The task —
You are to retype all of the data exactly as it appears.
+===+
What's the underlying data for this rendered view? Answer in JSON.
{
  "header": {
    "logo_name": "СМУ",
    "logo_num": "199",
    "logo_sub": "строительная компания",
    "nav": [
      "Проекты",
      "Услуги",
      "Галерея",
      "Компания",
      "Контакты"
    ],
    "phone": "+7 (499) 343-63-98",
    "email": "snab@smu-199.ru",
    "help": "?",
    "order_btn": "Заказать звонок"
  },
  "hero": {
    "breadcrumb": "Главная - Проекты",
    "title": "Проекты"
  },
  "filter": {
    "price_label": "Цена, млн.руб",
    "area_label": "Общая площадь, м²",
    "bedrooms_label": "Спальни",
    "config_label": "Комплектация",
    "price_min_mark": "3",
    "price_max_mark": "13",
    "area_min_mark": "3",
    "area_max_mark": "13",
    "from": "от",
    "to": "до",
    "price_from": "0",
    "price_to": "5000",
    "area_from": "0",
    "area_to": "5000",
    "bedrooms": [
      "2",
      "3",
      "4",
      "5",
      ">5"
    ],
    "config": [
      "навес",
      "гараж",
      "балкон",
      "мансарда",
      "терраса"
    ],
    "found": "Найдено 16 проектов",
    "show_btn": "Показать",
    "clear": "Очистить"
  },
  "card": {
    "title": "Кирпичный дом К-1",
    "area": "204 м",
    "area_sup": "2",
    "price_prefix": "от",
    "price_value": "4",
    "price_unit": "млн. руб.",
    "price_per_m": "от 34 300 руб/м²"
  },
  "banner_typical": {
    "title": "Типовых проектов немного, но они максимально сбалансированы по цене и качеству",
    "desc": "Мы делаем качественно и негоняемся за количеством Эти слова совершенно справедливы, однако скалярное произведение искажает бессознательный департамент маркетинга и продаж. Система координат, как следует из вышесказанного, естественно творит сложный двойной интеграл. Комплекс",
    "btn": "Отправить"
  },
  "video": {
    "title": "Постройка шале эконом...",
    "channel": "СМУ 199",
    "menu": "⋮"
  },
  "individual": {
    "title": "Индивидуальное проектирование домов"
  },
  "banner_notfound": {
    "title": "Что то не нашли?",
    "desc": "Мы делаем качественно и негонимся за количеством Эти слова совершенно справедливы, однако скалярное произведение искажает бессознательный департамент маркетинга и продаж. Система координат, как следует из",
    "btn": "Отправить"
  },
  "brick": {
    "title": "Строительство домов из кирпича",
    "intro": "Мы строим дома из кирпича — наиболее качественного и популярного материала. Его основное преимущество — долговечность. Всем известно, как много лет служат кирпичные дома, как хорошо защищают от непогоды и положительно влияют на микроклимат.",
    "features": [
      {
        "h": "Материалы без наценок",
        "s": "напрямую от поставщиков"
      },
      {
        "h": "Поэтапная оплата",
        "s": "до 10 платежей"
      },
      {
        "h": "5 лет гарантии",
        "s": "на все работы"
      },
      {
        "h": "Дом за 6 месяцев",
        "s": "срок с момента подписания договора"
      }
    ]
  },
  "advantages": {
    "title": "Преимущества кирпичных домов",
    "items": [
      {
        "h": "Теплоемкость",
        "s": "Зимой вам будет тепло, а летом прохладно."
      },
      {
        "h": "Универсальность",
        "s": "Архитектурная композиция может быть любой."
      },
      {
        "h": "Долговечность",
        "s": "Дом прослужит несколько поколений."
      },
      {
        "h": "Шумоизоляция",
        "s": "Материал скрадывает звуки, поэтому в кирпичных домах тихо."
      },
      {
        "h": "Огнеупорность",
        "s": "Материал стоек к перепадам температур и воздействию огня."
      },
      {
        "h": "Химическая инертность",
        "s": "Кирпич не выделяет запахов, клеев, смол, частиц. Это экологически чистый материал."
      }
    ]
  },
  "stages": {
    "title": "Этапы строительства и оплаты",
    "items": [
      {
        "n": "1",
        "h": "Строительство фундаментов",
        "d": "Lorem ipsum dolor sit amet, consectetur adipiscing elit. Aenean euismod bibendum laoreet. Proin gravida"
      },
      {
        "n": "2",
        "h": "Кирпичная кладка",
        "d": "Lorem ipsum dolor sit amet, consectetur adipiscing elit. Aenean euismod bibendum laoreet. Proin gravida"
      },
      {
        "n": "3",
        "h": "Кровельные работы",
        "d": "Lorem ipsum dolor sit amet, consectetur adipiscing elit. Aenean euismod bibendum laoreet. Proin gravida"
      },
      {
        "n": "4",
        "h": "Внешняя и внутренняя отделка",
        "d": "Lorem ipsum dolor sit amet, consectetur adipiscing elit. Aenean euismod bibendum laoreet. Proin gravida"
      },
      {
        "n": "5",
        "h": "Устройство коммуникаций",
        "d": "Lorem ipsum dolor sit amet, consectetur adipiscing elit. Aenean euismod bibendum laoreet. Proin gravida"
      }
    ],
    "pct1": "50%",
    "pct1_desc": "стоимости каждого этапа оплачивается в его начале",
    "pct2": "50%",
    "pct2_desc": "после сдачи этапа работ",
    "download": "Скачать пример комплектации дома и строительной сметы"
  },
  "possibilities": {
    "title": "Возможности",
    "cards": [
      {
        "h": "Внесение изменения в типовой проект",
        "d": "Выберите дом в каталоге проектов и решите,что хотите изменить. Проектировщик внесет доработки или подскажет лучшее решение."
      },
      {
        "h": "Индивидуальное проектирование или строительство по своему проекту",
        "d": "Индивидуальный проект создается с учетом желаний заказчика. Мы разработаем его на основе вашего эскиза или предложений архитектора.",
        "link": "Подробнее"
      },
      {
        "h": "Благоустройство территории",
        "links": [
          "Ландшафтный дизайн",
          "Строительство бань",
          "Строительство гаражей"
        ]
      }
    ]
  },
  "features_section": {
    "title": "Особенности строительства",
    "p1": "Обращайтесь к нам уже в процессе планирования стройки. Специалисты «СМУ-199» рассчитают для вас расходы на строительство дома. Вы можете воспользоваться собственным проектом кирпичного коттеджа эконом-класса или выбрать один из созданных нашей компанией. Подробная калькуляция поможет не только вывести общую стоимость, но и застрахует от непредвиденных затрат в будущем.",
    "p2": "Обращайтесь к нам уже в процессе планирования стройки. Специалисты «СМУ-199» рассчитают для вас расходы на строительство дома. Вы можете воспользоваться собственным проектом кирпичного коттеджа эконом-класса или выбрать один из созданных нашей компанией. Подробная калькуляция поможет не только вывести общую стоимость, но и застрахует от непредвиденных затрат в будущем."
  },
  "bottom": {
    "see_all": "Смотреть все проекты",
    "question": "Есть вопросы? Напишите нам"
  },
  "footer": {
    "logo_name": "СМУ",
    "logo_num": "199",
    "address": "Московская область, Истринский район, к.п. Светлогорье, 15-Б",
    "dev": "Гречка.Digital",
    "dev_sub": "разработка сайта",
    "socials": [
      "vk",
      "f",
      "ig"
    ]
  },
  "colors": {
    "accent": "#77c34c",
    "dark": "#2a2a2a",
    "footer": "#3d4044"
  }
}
+===+
Solution to this task —
What's the underlying data for this rendered view? Answer in JSON.
{
  "header": {
    "logo_name": "СМУ",
    "logo_num": "199",
    "logo_sub": "строительная компания",
    "nav": [
      "Проекты",
      "Услуги",
      "Галерея",
      "Компания",
      "Контакты"
    ],
    "phone": "+7 (499) 343-63-98",
    "email": "snab@smu-199.ru",
    "help": "?",
    "order_btn": "Заказать звонок"
  },
  "hero": {
    "breadcrumb": "Главная - Проекты",
    "title": "Проекты"
  },
  "filter": {
    "price_label": "Цена, млн.руб",
    "area_label": "Общая площадь, м²",
    "bedrooms_label": "Спальни",
    "config_label": "Комплектация",
    "price_min_mark": "3",
    "price_max_mark": "13",
    "area_min_mark": "3",
    "area_max_mark": "13",
    "from": "от",
    "to": "до",
    "price_from": "0",
    "price_to": "5000",
    "area_from": "0",
    "area_to": "5000",
    "bedrooms": [
      "2",
      "3",
      "4",
      "5",
      ">5"
    ],
    "config": [
      "навес",
      "гараж",
      "балкон",
      "мансарда",
      "терраса"
    ],
    "found": "Найдено 16 проектов",
    "show_btn": "Показать",
    "clear": "Очистить"
  },
  "card": {
    "title": "Кирпичный дом К-1",
    "area": "204 м",
    "area_sup": "2",
    "price_prefix": "от",
    "price_value": "4",
    "price_unit": "млн. руб.",
    "price_per_m": "от 34 300 руб/м²"
  },
  "banner_typical": {
    "title": "Типовых проектов немного, но они максимально сбалансированы по цене и качеству",
    "desc": "Мы делаем качественно и негоняемся за количеством Эти слова совершенно справедливы, однако скалярное произведение искажает бессознательный департамент маркетинга и продаж. Система координат, как следует из вышесказанного, естественно творит сложный двойной интеграл. Комплекс",
    "btn": "Отправить"
  },
  "video": {
    "title": "Постройка шале эконом...",
    "channel": "СМУ 199",
    "menu": "⋮"
  },
  "individual": {
    "title": "Индивидуальное проектирование домов"
  },
  "banner_notfound": {
    "title": "Что то не нашли?",
    "desc": "Мы делаем качественно и негонимся за количеством Эти слова совершенно справедливы, однако скалярное произведение искажает бессознательный департамент маркетинга и продаж. Система координат, как следует из",
    "btn": "Отправить"
  },
  "brick": {
    "title": "Строительство домов из кирпича",
    "intro": "Мы строим дома из кирпича — наиболее качественного и популярного материала. Его основное преимущество — долговечность. Всем известно, как много лет служат кирпичные дома, как хорошо защищают от непогоды и положительно влияют на микроклимат.",
    "features": [
      {
        "h": "Материалы без наценок",
        "s": "напрямую от поставщиков"
      },
      {
        "h": "Поэтапная оплата",
        "s": "до 10 платежей"
      },
      {
        "h": "5 лет гарантии",
        "s": "на все работы"
      },
      {
        "h": "Дом за 6 месяцев",
        "s": "срок с момента подписания договора"
      }
    ]
  },
  "advantages": {
    "title": "Преимущества кирпичных домов",
    "items": [
      {
        "h": "Теплоемкость",
        "s": "Зимой вам будет тепло, а летом прохладно."
      },
      {
        "h": "Универсальность",
        "s": "Архитектурная композиция может быть любой."
      },
      {
        "h": "Долговечность",
        "s": "Дом прослужит несколько поколений."
      },
      {
        "h": "Шумоизоляция",
        "s": "Материал скрадывает звуки, поэтому в кирпичных домах тихо."
      },
      {
        "h": "Огнеупорность",
        "s": "Материал стоек к перепадам температур и воздействию огня."
      },
      {
        "h": "Химическая инертность",
        "s": "Кирпич не выделяет запахов, клеев, смол, частиц. Это экологически чистый материал."
      }
    ]
  },
  "stages": {
    "title": "Этапы строительства и оплаты",
    "items": [
      {
        "n": "1",
        "h": "Строительство фундаментов",
        "d": "Lorem ipsum dolor sit amet, consectetur adipiscing elit. Aenean euismod bibendum laoreet. Proin gravida"
      },
      {
        "n": "2",
        "h": "Кирпичная кладка",
        "d": "Lorem ipsum dolor sit amet, consectetur adipiscing elit. Aenean euismod bibendum laoreet. Proin gravida"
      },
      {
        "n": "3",
        "h": "Кровельные работы",
        "d": "Lorem ipsum dolor sit amet, consectetur adipiscing elit. Aenean euismod bibendum laoreet. Proin gravida"
      },
      {
        "n": "4",
        "h": "Внешняя и внутренняя отделка",
        "d": "Lorem ipsum dolor sit amet, consectetur adipiscing elit. Aenean euismod bibendum laoreet. Proin gravida"
      },
      {
        "n": "5",
        "h": "Устройство коммуникаций",
        "d": "Lorem ipsum dolor sit amet, consectetur adipiscing elit. Aenean euismod bibendum laoreet. Proin gravida"
      }
    ],
    "pct1": "50%",
    "pct1_desc": "стоимости каждого этапа оплачивается в его начале",
    "pct2": "50%",
    "pct2_desc": "после сдачи этапа работ",
    "download": "Скачать пример комплектации дома и строительной сметы"
  },
  "possibilities": {
    "title": "Возможности",
    "cards": [
      {
        "h": "Внесение изменения в типовой проект",
        "d": "Выберите дом в каталоге проектов и решите,что хотите изменить. Проектировщик внесет доработки или подскажет лучшее решение."
      },
      {
        "h": "Индивидуальное проектирование или строительство по своему проекту",
        "d": "Индивидуальный проект создается с учетом желаний заказчика. Мы разработаем его на основе вашего эскиза или предложений архитектора.",
        "link": "Подробнее"
      },
      {
        "h": "Благоустройство территории",
        "links": [
          "Ландшафтный дизайн",
          "Строительство бань",
          "Строительство гаражей"
        ]
      }
    ]
  },
  "features_section": {
    "title": "Особенности строительства",
    "p1": "Обращайтесь к нам уже в процессе планирования стройки. Специалисты «СМУ-199» рассчитают для вас расходы на строительство дома. Вы можете воспользоваться собственным проектом кирпичного коттеджа эконом-класса или выбрать один из созданных нашей компанией. Подробная калькуляция поможет не только вывести общую стоимость, но и застрахует от непредвиденных затрат в будущем.",
    "p2": "Обращайтесь к нам уже в процессе планирования стройки. Специалисты «СМУ-199» рассчитают для вас расходы на строительство дома. Вы можете воспользоваться собственным проектом кирпичного коттеджа эконом-класса или выбрать один из созданных нашей компанией. Подробная калькуляция поможет не только вывести общую стоимость, но и застрахует от непредвиденных затрат в будущем."
  },
  "bottom": {
    "see_all": "Смотреть все проекты",
    "question": "Есть вопросы? Напишите нам"
  },
  "footer": {
    "logo_name": "СМУ",
    "logo_num": "199",
    "address": "Московская область, Истринский район, к.п. Светлогорье, 15-Б",
    "dev": "Гречка.Digital",
    "dev_sub": "разработка сайта",
    "socials": [
      "vk",
      "f",
      "ig"
    ]
  },
  "colors": {
    "accent": "#77c34c",
    "dark": "#2a2a2a",
    "footer": "#3d4044"
  }
}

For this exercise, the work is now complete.